### What is asked
Present each line of the entries below that holds the word "được".

### Excerpted records
--*--
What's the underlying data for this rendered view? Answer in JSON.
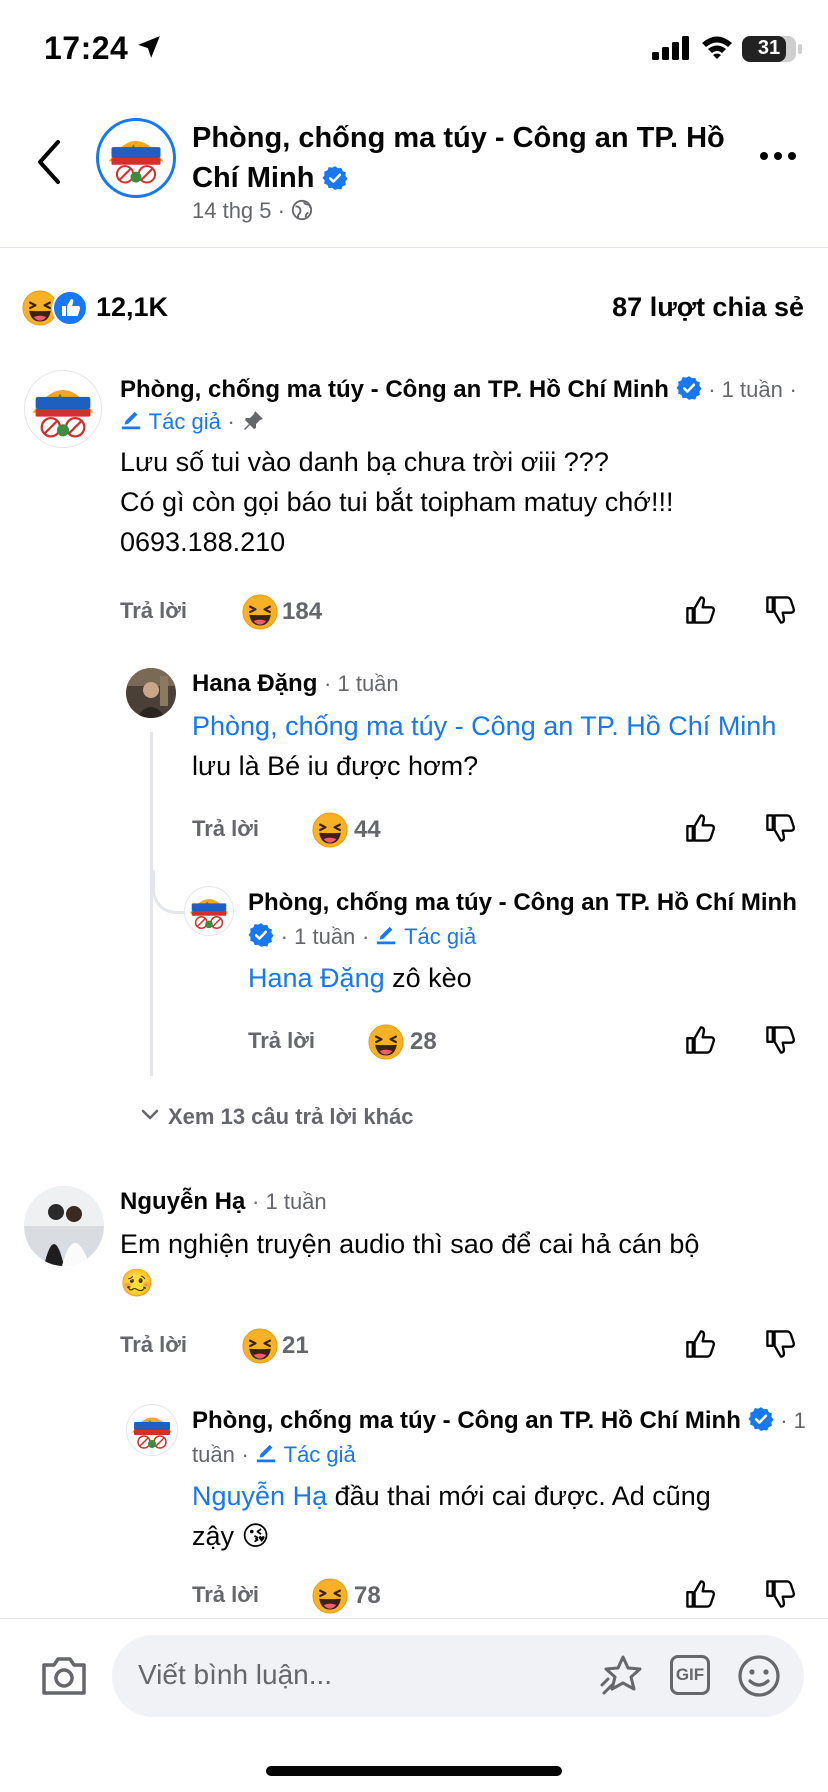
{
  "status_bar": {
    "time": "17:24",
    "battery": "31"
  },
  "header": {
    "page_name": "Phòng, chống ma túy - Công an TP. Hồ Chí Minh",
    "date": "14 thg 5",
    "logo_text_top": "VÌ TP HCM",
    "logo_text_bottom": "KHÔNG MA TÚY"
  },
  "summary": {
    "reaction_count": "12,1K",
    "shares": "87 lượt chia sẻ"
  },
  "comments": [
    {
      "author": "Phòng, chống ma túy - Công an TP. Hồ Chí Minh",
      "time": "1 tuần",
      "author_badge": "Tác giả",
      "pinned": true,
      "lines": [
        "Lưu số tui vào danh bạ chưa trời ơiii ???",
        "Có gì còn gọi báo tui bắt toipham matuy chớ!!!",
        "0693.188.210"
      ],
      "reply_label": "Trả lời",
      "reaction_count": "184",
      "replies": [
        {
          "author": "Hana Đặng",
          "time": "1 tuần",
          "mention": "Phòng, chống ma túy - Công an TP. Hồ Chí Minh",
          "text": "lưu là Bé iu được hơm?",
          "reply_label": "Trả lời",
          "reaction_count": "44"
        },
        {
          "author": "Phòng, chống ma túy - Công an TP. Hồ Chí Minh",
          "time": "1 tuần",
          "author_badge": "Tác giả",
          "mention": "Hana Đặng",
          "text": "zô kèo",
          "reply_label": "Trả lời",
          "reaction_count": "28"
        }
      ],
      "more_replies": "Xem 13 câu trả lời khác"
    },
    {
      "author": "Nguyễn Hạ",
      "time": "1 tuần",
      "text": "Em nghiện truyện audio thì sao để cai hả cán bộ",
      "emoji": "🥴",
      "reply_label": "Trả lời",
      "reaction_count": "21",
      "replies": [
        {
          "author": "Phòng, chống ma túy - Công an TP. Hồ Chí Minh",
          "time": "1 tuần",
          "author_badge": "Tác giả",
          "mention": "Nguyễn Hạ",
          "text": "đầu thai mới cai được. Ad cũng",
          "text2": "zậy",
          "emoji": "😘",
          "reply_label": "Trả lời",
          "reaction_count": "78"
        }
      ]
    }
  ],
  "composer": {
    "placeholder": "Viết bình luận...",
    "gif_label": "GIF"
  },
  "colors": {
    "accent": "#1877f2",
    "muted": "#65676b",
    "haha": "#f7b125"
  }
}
--*--
### Task response
          "text": "lưu là Bé iu được hơm?",
          "text": "đầu thai mới cai được. Ad cũng",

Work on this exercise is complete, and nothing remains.